The request: Gather up the lines that contain "xlabel".

--- begin Records ---

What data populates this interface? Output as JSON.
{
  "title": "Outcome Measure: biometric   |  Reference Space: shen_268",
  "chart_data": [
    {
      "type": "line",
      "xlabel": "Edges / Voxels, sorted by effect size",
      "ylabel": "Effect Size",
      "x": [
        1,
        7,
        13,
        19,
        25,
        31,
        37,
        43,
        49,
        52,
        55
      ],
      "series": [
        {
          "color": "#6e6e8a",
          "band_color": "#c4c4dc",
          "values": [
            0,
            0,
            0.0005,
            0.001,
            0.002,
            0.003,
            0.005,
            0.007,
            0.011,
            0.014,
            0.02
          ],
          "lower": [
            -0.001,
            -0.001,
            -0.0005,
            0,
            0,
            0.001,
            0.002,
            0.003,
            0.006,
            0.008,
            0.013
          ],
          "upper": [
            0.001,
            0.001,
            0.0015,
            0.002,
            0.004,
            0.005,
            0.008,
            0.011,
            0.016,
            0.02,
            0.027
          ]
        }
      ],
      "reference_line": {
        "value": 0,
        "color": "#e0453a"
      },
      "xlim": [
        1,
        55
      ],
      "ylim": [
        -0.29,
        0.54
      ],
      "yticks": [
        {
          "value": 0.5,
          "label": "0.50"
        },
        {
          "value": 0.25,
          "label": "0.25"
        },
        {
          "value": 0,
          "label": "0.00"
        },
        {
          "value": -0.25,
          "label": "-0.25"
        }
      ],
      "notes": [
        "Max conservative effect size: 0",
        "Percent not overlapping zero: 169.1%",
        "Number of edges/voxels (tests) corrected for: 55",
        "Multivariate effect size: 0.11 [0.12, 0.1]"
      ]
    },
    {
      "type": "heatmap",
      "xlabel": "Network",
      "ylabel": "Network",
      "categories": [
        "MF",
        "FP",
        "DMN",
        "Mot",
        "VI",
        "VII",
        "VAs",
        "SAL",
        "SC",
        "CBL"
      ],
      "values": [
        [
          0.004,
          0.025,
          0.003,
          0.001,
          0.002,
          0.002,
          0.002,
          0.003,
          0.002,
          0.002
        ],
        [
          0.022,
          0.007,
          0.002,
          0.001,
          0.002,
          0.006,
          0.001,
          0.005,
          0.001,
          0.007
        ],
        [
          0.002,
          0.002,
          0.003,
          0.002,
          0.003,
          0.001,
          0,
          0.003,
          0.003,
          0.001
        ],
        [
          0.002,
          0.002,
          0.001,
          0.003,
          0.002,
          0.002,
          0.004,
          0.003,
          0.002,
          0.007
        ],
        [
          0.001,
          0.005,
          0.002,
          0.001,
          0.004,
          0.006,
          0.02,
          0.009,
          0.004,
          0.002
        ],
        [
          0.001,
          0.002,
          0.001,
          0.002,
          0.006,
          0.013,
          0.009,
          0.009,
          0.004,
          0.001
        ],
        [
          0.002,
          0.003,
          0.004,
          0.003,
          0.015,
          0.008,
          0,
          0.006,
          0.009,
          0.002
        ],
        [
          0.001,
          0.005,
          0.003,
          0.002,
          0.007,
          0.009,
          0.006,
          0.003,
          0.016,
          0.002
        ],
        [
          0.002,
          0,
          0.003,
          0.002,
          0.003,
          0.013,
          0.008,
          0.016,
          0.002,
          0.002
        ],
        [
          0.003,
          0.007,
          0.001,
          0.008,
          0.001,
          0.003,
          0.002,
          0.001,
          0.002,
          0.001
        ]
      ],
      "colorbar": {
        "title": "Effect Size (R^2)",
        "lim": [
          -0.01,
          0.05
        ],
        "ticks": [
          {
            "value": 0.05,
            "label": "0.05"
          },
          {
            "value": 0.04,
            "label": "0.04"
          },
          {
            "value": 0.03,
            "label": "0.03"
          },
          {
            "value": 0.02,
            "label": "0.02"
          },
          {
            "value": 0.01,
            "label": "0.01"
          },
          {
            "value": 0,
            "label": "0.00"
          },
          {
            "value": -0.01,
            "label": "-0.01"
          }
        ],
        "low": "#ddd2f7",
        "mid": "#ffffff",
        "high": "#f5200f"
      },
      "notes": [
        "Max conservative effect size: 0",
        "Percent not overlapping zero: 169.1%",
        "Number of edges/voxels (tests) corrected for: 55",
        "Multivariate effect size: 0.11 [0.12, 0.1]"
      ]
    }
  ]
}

--- end Records ---

Solution to this task:
      "xlabel": "Edges / Voxels, sorted by effect size",
      "xlabel": "Network",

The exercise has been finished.